TO BE DONE | Exactly reproduce each entry, leaving out nothing.
[begin DATA SUPPLIED]
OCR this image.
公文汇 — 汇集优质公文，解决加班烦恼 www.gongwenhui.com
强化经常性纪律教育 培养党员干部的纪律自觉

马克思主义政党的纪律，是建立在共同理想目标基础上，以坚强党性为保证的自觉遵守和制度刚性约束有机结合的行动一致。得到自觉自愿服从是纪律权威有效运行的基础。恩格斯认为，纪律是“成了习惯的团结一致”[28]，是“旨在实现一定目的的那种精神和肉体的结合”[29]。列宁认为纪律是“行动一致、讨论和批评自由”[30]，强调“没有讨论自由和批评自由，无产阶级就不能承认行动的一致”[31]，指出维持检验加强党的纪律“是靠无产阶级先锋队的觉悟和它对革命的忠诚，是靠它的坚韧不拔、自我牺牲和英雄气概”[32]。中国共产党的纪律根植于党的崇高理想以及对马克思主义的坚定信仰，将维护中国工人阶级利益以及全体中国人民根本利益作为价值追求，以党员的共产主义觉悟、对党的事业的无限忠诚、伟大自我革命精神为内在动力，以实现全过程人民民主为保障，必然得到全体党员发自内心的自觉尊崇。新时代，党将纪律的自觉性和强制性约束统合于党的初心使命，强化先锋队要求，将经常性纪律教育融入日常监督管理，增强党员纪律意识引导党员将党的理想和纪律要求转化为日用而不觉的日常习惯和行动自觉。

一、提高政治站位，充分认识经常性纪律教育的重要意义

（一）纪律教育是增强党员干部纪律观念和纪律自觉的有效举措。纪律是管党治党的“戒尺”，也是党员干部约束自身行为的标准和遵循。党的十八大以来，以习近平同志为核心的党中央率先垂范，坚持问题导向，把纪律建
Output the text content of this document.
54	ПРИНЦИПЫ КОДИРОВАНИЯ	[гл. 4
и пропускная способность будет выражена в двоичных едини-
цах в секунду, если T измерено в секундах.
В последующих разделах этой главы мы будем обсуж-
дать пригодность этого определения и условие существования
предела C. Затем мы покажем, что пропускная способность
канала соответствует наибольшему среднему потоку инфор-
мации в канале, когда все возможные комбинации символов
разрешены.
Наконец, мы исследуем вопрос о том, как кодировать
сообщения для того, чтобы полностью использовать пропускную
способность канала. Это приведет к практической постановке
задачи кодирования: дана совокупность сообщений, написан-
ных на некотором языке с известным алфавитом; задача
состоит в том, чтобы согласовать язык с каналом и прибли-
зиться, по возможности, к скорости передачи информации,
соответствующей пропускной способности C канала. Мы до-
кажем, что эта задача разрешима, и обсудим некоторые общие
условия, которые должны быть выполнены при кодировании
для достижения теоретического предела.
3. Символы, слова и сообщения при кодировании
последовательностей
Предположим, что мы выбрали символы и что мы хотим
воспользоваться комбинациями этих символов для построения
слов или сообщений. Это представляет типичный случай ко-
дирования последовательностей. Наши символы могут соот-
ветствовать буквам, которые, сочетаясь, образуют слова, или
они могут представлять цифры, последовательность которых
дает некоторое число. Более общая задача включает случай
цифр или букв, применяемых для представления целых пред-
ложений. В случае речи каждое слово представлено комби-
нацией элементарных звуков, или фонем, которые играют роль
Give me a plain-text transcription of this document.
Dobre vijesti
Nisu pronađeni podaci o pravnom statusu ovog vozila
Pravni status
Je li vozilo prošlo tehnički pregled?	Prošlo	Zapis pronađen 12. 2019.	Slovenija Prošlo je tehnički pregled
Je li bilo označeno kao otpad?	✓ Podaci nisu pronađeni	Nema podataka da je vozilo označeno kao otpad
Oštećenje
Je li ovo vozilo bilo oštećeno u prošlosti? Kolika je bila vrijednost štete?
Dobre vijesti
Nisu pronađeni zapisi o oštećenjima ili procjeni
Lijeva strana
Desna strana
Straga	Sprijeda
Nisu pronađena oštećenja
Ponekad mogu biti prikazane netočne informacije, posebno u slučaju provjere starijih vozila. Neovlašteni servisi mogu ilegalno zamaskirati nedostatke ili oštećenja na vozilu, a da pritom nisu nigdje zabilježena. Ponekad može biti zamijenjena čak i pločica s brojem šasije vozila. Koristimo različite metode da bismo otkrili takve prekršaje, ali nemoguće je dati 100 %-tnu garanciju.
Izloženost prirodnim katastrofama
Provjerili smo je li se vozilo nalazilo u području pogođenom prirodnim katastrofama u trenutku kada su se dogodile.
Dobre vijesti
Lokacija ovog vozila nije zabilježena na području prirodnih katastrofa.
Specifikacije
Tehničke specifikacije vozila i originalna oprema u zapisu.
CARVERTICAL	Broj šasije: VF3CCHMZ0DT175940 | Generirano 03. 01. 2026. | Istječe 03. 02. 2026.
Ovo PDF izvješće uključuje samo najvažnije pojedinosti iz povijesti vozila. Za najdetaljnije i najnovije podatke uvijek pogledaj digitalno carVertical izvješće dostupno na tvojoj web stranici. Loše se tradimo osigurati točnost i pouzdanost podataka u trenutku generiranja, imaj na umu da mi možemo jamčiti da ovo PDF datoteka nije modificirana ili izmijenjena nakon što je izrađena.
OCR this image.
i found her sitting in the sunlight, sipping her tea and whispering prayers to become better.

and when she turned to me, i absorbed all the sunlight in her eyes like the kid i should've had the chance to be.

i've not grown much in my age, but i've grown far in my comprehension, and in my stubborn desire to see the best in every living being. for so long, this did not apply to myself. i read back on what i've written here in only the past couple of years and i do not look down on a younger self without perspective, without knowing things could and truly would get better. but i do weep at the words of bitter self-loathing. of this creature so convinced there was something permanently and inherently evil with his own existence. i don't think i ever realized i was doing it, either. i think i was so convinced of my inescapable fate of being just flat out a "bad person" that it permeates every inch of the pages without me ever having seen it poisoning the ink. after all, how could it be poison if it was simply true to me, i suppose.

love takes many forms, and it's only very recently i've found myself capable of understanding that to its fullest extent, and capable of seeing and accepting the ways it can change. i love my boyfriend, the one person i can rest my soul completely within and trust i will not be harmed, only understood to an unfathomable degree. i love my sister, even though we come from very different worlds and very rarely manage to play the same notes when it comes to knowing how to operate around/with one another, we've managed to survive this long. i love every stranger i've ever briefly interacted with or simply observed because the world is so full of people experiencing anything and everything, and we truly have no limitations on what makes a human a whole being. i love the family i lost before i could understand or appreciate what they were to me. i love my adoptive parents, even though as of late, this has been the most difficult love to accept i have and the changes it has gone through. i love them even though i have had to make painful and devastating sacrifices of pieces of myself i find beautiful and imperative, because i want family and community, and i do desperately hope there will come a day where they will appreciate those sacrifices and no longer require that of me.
[end DATA SUPPLIED]
WORKED ANSWER |
OCR this image.
公文汇 — 汇集优质公文，解决加班烦恼 www.gongwenhui.com
强化经常性纪律教育 培养党员干部的纪律自觉

马克思主义政党的纪律，是建立在共同理想目标基础上，以坚强党性为保证的自觉遵守和制度刚性约束有机结合的行动一致。得到自觉自愿服从是纪律权威有效运行的基础。恩格斯认为，纪律是“成了习惯的团结一致”[28]，是“旨在实现一定目的的那种精神和肉体的结合”[29]。列宁认为纪律是“行动一致、讨论和批评自由”[30]，强调“没有讨论自由和批评自由，无产阶级就不能承认行动的一致”[31]，指出维持检验加强党的纪律“是靠无产阶级先锋队的觉悟和它对革命的忠诚，是靠它的坚韧不拔、自我牺牲和英雄气概”[32]。中国共产党的纪律根植于党的崇高理想以及对马克思主义的坚定信仰，将维护中国工人阶级利益以及全体中国人民根本利益作为价值追求，以党员的共产主义觉悟、对党的事业的无限忠诚、伟大自我革命精神为内在动力，以实现全过程人民民主为保障，必然得到全体党员发自内心的自觉尊崇。新时代，党将纪律的自觉性和强制性约束统合于党的初心使命，强化先锋队要求，将经常性纪律教育融入日常监督管理，增强党员纪律意识引导党员将党的理想和纪律要求转化为日用而不觉的日常习惯和行动自觉。

一、提高政治站位，充分认识经常性纪律教育的重要意义

（一）纪律教育是增强党员干部纪律观念和纪律自觉的有效举措。纪律是管党治党的“戒尺”，也是党员干部约束自身行为的标准和遵循。党的十八大以来，以习近平同志为核心的党中央率先垂范，坚持问题导向，把纪律建
Output the text content of this document.
54	ПРИНЦИПЫ КОДИРОВАНИЯ	[гл. 4
и пропускная способность будет выражена в двоичных едини-
цах в секунду, если T измерено в секундах.
В последующих разделах этой главы мы будем обсуж-
дать пригодность этого определения и условие существования
предела C. Затем мы покажем, что пропускная способность
канала соответствует наибольшему среднему потоку инфор-
мации в канале, когда все возможные комбинации символов
разрешены.
Наконец, мы исследуем вопрос о том, как кодировать
сообщения для того, чтобы полностью использовать пропускную
способность канала. Это приведет к практической постановке
задачи кодирования: дана совокупность сообщений, написан-
ных на некотором языке с известным алфавитом; задача
состоит в том, чтобы согласовать язык с каналом и прибли-
зиться, по возможности, к скорости передачи информации,
соответствующей пропускной способности C канала. Мы до-
кажем, что эта задача разрешима, и обсудим некоторые общие
условия, которые должны быть выполнены при кодировании
для достижения теоретического предела.
3. Символы, слова и сообщения при кодировании
последовательностей
Предположим, что мы выбрали символы и что мы хотим
воспользоваться комбинациями этих символов для построения
слов или сообщений. Это представляет типичный случай ко-
дирования последовательностей. Наши символы могут соот-
ветствовать буквам, которые, сочетаясь, образуют слова, или
они могут представлять цифры, последовательность которых
дает некоторое число. Более общая задача включает случай
цифр или букв, применяемых для представления целых пред-
ложений. В случае речи каждое слово представлено комби-
нацией элементарных звуков, или фонем, которые играют роль
Give me a plain-text transcription of this document.
Dobre vijesti
Nisu pronađeni podaci o pravnom statusu ovog vozila
Pravni status
Je li vozilo prošlo tehnički pregled?	Prošlo	Zapis pronađen 12. 2019.	Slovenija Prošlo je tehnički pregled
Je li bilo označeno kao otpad?	✓ Podaci nisu pronađeni	Nema podataka da je vozilo označeno kao otpad
Oštećenje
Je li ovo vozilo bilo oštećeno u prošlosti? Kolika je bila vrijednost štete?
Dobre vijesti
Nisu pronađeni zapisi o oštećenjima ili procjeni
Lijeva strana
Desna strana
Straga	Sprijeda
Nisu pronađena oštećenja
Ponekad mogu biti prikazane netočne informacije, posebno u slučaju provjere starijih vozila. Neovlašteni servisi mogu ilegalno zamaskirati nedostatke ili oštećenja na vozilu, a da pritom nisu nigdje zabilježena. Ponekad može biti zamijenjena čak i pločica s brojem šasije vozila. Koristimo različite metode da bismo otkrili takve prekršaje, ali nemoguće je dati 100 %-tnu garanciju.
Izloženost prirodnim katastrofama
Provjerili smo je li se vozilo nalazilo u području pogođenom prirodnim katastrofama u trenutku kada su se dogodile.
Dobre vijesti
Lokacija ovog vozila nije zabilježena na području prirodnih katastrofa.
Specifikacije
Tehničke specifikacije vozila i originalna oprema u zapisu.
CARVERTICAL	Broj šasije: VF3CCHMZ0DT175940 | Generirano 03. 01. 2026. | Istječe 03. 02. 2026.
Ovo PDF izvješće uključuje samo najvažnije pojedinosti iz povijesti vozila. Za najdetaljnije i najnovije podatke uvijek pogledaj digitalno carVertical izvješće dostupno na tvojoj web stranici. Loše se tradimo osigurati točnost i pouzdanost podataka u trenutku generiranja, imaj na umu da mi možemo jamčiti da ovo PDF datoteka nije modificirana ili izmijenjena nakon što je izrađena.
OCR this image.
i found her sitting in the sunlight, sipping her tea and whispering prayers to become better.

and when she turned to me, i absorbed all the sunlight in her eyes like the kid i should've had the chance to be.

i've not grown much in my age, but i've grown far in my comprehension, and in my stubborn desire to see the best in every living being. for so long, this did not apply to myself. i read back on what i've written here in only the past couple of years and i do not look down on a younger self without perspective, without knowing things could and truly would get better. but i do weep at the words of bitter self-loathing. of this creature so convinced there was something permanently and inherently evil with his own existence. i don't think i ever realized i was doing it, either. i think i was so convinced of my inescapable fate of being just flat out a "bad person" that it permeates every inch of the pages without me ever having seen it poisoning the ink. after all, how could it be poison if it was simply true to me, i suppose.

love takes many forms, and it's only very recently i've found myself capable of understanding that to its fullest extent, and capable of seeing and accepting the ways it can change. i love my boyfriend, the one person i can rest my soul completely within and trust i will not be harmed, only understood to an unfathomable degree. i love my sister, even though we come from very different worlds and very rarely manage to play the same notes when it comes to knowing how to operate around/with one another, we've managed to survive this long. i love every stranger i've ever briefly interacted with or simply observed because the world is so full of people experiencing anything and everything, and we truly have no limitations on what makes a human a whole being. i love the family i lost before i could understand or appreciate what they were to me. i love my adoptive parents, even though as of late, this has been the most difficult love to accept i have and the changes it has gone through. i love them even though i have had to make painful and devastating sacrifices of pieces of myself i find beautiful and imperative, because i want family and community, and i do desperately hope there will come a day where they will appreciate those sacrifices and no longer require that of me.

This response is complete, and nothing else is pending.